* Begin Data in this exercise *
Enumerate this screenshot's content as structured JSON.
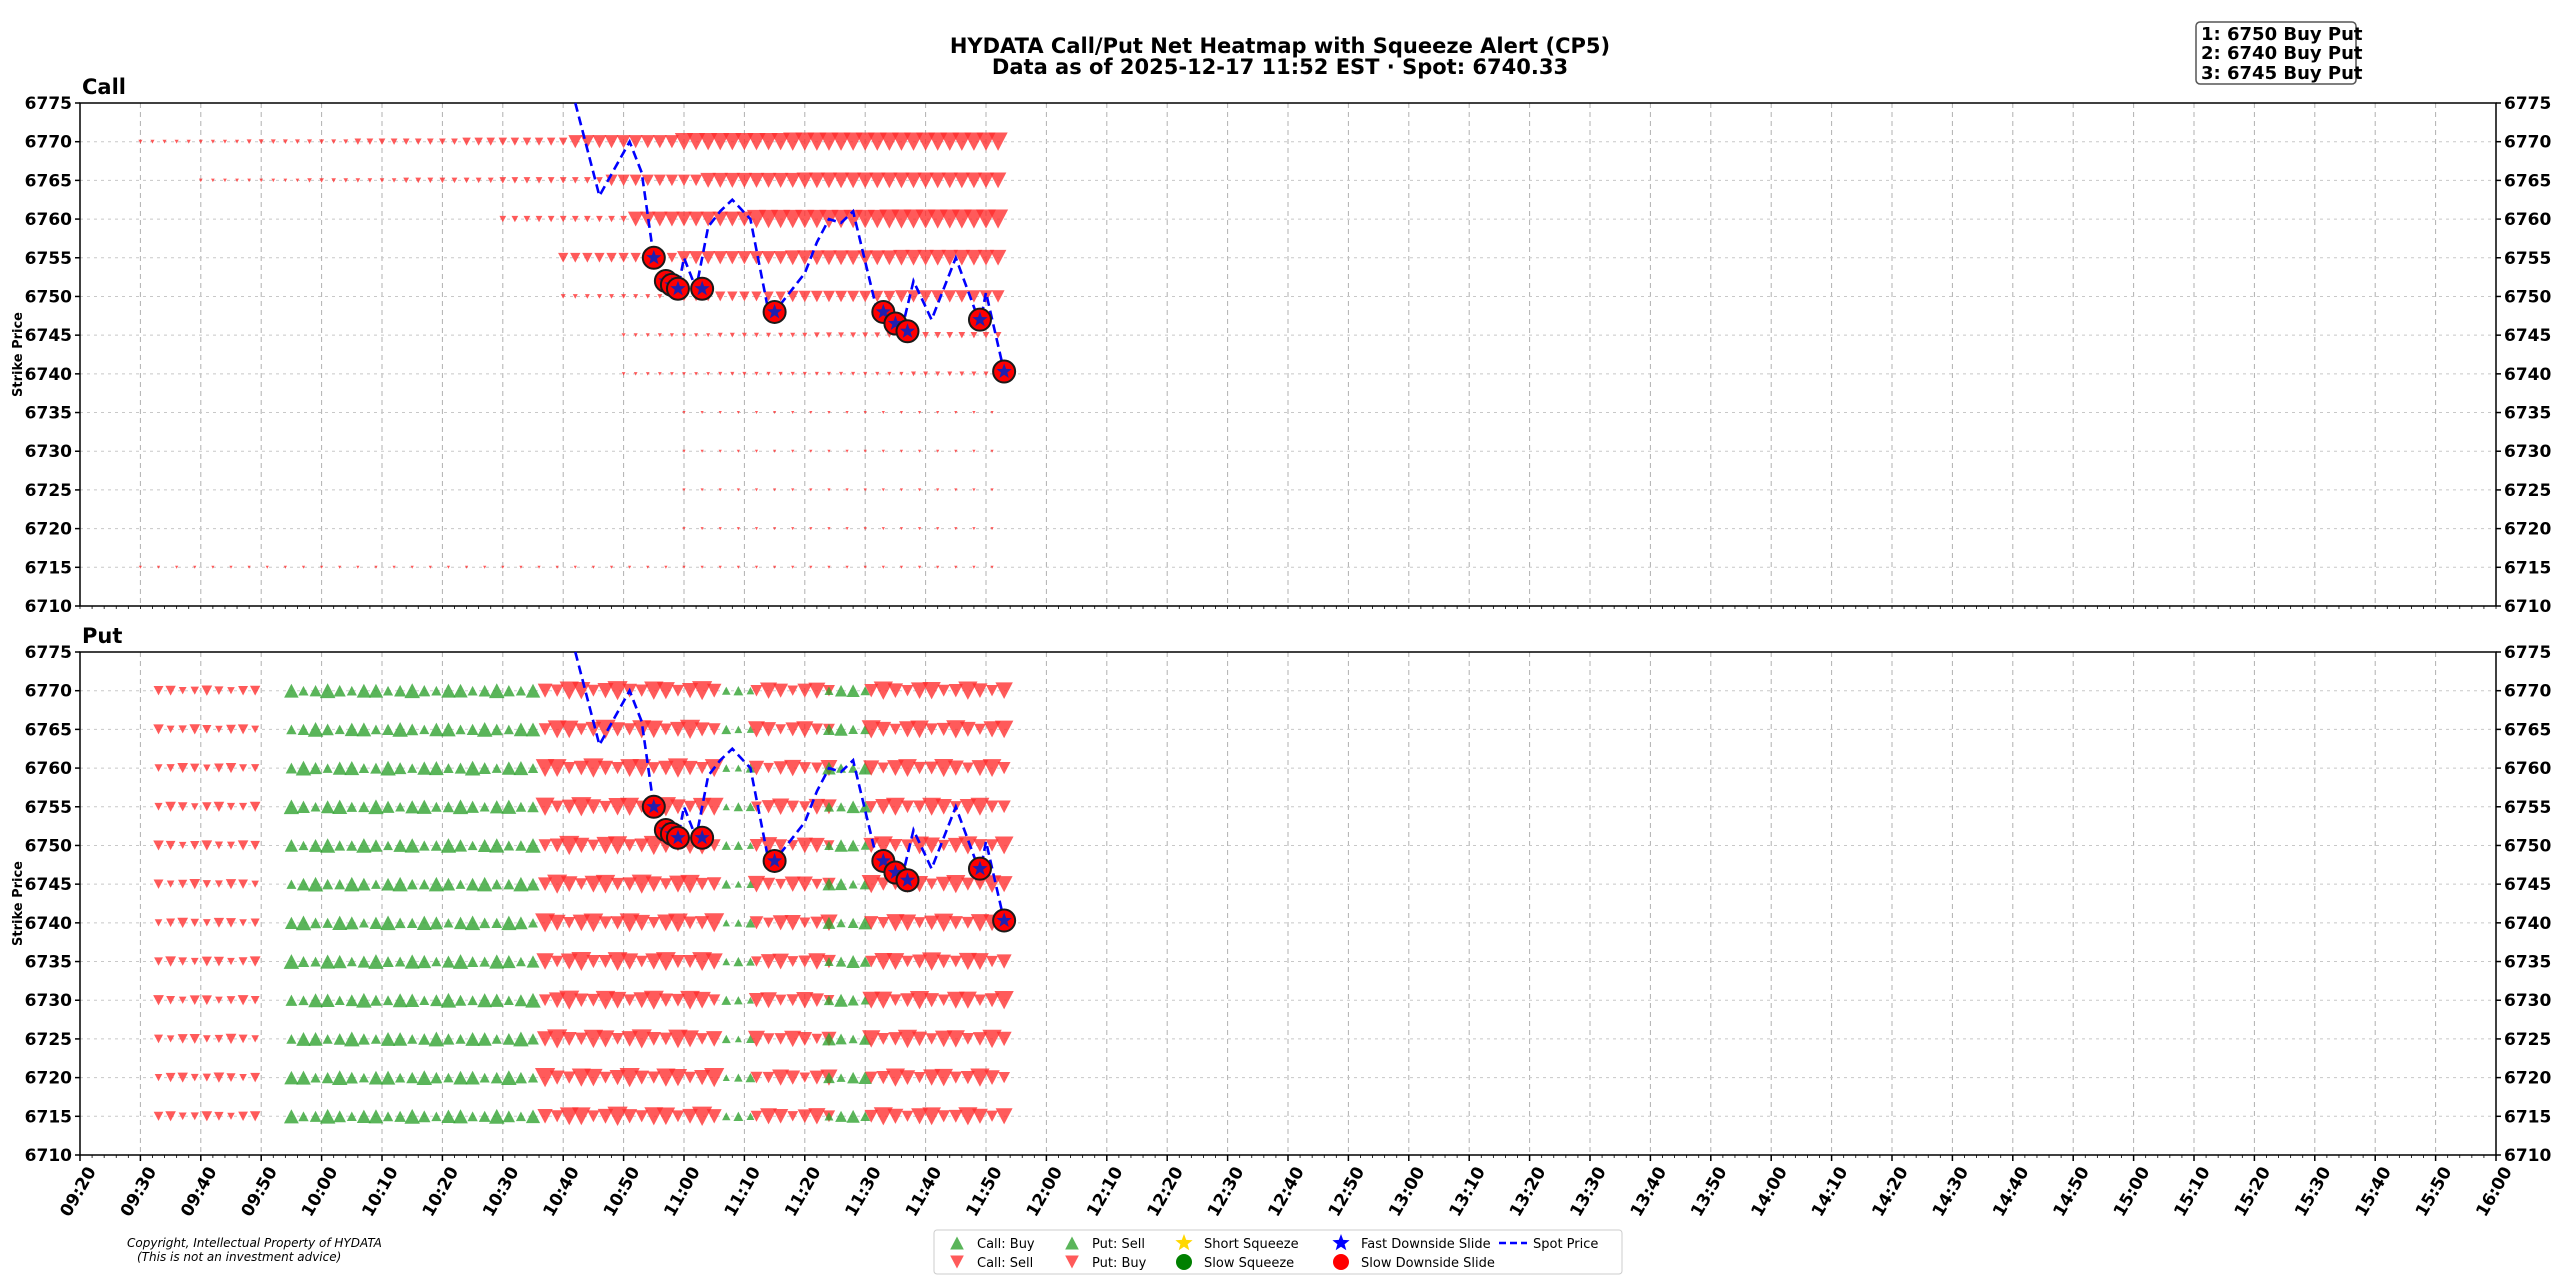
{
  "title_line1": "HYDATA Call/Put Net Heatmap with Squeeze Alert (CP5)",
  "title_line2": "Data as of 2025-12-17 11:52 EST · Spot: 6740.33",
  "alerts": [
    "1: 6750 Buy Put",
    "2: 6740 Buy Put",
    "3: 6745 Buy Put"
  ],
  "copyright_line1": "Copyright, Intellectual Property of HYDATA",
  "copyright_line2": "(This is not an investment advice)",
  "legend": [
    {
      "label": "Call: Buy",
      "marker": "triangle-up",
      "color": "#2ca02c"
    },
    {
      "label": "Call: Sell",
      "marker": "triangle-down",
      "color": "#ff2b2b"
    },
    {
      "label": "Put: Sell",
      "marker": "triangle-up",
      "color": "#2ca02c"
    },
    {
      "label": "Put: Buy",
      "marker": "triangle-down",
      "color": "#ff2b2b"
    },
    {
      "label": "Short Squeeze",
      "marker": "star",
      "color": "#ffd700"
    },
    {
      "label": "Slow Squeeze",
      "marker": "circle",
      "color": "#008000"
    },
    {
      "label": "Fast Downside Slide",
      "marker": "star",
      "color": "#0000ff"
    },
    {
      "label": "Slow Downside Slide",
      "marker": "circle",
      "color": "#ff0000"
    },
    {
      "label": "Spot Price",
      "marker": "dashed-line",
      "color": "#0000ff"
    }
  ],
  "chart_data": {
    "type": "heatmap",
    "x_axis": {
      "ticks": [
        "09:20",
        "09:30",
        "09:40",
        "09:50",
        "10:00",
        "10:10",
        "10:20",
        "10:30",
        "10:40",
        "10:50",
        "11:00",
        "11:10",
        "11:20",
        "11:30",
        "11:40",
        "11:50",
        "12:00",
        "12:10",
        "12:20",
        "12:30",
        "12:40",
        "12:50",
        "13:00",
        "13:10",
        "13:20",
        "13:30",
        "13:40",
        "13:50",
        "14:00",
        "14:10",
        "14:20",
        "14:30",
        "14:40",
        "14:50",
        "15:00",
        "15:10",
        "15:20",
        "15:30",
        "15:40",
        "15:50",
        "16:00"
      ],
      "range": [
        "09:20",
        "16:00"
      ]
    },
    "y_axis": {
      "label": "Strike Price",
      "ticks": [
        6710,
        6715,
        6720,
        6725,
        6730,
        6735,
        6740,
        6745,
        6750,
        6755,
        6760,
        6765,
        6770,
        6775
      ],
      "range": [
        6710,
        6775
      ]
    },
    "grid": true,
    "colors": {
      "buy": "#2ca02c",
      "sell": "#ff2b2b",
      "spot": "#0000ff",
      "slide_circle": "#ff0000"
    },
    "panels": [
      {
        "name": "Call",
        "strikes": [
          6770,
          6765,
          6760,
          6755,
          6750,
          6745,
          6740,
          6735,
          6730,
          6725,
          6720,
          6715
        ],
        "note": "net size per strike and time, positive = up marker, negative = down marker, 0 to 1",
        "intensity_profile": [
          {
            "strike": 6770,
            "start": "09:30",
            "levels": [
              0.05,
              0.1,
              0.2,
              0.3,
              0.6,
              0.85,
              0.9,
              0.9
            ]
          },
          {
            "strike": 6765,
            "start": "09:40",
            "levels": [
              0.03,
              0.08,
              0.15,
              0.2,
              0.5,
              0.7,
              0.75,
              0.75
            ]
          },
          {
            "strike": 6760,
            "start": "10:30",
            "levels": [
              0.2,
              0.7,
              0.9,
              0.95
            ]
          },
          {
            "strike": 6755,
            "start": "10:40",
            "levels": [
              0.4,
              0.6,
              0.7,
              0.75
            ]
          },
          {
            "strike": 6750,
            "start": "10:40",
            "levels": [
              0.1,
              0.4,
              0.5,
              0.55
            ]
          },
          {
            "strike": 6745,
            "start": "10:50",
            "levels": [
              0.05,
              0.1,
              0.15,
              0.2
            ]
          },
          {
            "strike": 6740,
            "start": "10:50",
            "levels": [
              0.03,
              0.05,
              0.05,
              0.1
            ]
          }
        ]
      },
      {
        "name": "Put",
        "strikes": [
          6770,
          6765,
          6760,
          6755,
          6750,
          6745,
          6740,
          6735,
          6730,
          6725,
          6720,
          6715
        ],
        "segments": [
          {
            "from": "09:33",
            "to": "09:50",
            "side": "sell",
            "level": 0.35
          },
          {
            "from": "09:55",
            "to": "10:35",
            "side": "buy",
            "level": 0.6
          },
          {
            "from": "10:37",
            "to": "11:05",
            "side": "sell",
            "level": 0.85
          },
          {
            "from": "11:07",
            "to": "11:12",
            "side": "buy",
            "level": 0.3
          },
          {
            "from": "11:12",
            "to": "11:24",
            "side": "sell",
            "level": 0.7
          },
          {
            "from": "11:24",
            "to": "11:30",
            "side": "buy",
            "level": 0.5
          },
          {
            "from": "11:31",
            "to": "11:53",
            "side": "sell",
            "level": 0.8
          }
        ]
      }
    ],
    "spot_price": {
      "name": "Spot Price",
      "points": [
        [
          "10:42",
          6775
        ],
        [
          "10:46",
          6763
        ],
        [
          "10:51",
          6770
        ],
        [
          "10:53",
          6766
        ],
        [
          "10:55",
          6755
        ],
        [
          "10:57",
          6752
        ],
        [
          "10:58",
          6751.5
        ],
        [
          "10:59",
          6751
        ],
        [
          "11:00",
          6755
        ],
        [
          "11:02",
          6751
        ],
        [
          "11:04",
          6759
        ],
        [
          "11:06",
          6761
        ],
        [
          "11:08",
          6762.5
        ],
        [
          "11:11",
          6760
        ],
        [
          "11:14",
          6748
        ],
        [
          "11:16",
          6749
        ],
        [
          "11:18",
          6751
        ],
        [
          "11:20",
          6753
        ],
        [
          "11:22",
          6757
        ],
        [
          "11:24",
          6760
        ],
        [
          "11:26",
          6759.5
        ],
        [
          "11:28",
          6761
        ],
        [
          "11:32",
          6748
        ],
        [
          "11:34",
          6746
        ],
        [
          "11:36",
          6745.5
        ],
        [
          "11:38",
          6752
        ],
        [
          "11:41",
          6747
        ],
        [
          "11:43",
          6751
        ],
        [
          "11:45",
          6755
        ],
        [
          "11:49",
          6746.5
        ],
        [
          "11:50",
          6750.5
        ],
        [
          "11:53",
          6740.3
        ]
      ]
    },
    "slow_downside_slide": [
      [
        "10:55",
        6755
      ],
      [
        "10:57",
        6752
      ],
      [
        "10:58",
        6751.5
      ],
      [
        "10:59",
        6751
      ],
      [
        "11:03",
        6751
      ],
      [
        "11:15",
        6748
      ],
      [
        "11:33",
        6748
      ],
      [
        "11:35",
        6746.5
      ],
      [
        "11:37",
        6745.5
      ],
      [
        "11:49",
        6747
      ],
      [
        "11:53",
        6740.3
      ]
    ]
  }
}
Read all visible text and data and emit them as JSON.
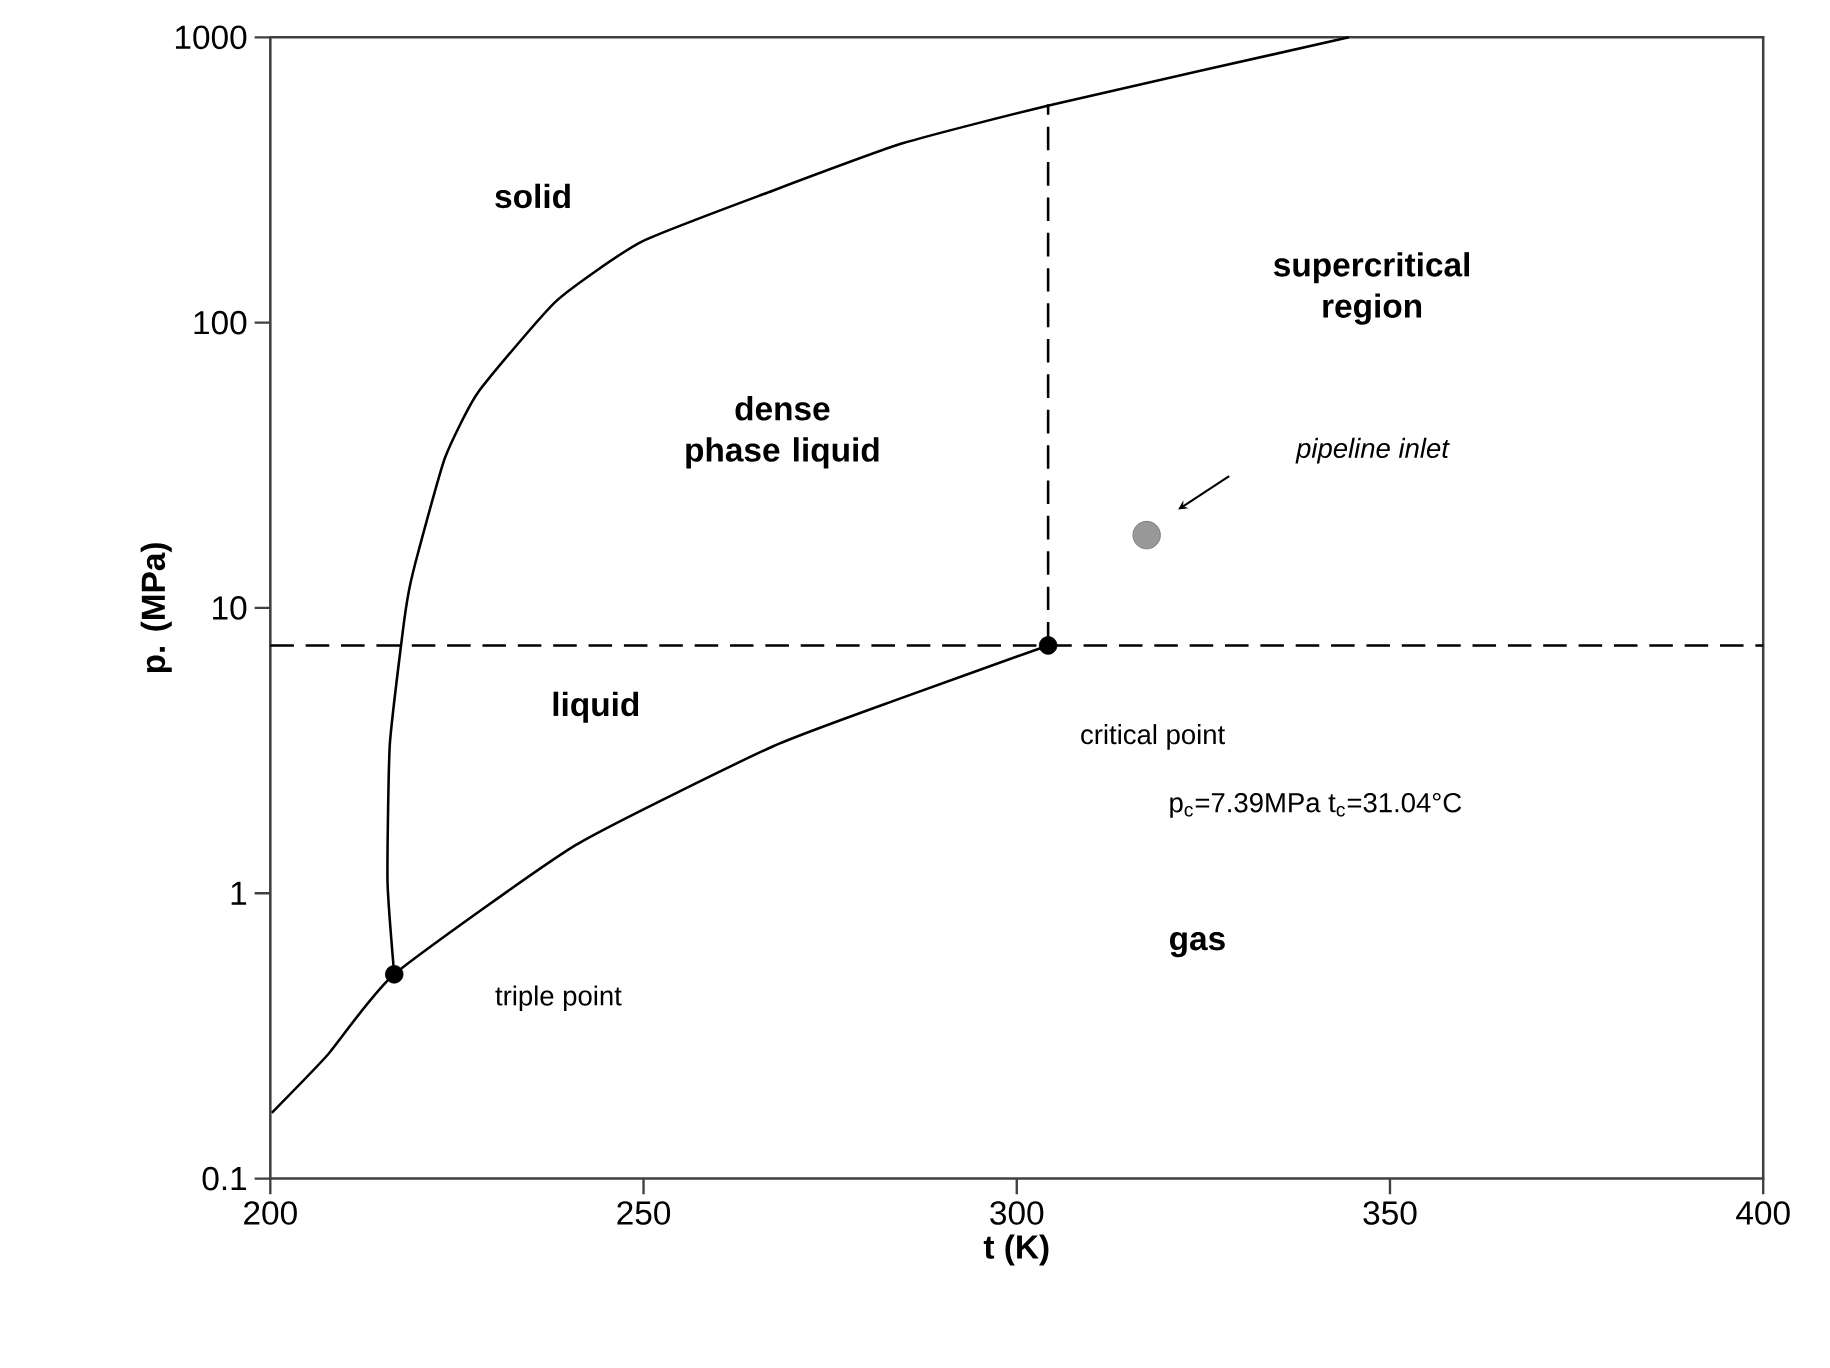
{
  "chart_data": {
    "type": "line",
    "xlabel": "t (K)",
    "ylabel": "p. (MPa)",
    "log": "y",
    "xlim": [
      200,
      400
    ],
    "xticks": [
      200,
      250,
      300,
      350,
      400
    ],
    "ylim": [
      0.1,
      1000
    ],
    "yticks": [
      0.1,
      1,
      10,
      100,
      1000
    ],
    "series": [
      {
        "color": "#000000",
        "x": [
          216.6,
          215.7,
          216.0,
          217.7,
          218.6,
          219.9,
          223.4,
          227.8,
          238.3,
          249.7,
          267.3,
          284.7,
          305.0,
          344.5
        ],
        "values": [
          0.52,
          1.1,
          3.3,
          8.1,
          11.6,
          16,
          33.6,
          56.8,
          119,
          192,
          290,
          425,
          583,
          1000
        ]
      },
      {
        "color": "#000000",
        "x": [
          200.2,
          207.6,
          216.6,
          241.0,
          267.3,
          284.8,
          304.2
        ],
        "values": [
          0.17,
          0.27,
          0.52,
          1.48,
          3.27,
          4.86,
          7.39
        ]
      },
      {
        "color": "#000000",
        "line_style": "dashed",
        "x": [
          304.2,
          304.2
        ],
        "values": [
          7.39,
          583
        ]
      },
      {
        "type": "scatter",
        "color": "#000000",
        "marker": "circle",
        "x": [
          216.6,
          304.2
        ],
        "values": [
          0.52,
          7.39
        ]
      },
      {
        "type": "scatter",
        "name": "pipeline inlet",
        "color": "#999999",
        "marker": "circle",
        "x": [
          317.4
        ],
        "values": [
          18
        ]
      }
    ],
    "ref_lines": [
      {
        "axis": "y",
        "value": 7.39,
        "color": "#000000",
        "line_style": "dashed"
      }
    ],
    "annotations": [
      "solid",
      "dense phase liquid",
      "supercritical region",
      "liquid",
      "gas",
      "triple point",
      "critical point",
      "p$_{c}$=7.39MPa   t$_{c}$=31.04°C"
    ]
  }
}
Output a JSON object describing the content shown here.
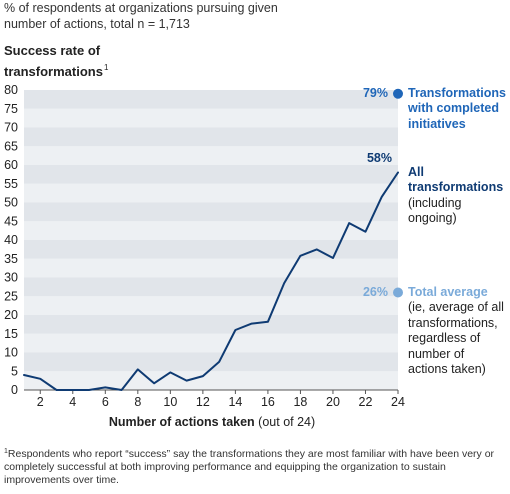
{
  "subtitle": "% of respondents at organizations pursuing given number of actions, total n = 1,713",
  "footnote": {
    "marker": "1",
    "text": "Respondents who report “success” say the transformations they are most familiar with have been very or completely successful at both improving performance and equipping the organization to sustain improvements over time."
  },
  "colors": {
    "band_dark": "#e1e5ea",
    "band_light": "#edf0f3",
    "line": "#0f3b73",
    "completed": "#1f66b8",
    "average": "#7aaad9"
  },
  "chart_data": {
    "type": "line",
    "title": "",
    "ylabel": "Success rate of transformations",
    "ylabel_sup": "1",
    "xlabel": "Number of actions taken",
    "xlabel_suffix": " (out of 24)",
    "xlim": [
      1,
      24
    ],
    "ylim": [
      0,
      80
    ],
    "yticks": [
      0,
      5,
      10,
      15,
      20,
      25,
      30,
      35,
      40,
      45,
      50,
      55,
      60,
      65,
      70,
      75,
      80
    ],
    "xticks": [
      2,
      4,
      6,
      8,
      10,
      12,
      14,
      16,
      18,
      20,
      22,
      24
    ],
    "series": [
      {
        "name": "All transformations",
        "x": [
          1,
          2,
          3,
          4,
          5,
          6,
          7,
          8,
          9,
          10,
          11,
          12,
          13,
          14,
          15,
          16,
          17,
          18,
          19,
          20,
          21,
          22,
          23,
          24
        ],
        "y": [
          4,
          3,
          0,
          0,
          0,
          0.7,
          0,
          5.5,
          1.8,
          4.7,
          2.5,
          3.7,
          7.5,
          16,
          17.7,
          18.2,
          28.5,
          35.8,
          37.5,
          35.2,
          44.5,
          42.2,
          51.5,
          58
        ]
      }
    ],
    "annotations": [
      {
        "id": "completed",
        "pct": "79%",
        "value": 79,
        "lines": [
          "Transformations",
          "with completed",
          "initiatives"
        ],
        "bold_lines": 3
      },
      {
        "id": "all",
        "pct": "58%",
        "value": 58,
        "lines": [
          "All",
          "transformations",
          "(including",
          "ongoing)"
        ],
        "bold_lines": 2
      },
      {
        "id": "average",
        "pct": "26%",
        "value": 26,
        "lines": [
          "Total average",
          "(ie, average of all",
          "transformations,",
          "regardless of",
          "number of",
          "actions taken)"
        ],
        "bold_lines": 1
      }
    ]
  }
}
* End Data in this exercise *
Task to carry out: Extract every line containing the string "name" from the material.

Result for this exercise:
        "name": "Call",
        "name": "Put",
      "name": "Spot Price",
        "name": "pipeline inlet",
        "name": "All transformations",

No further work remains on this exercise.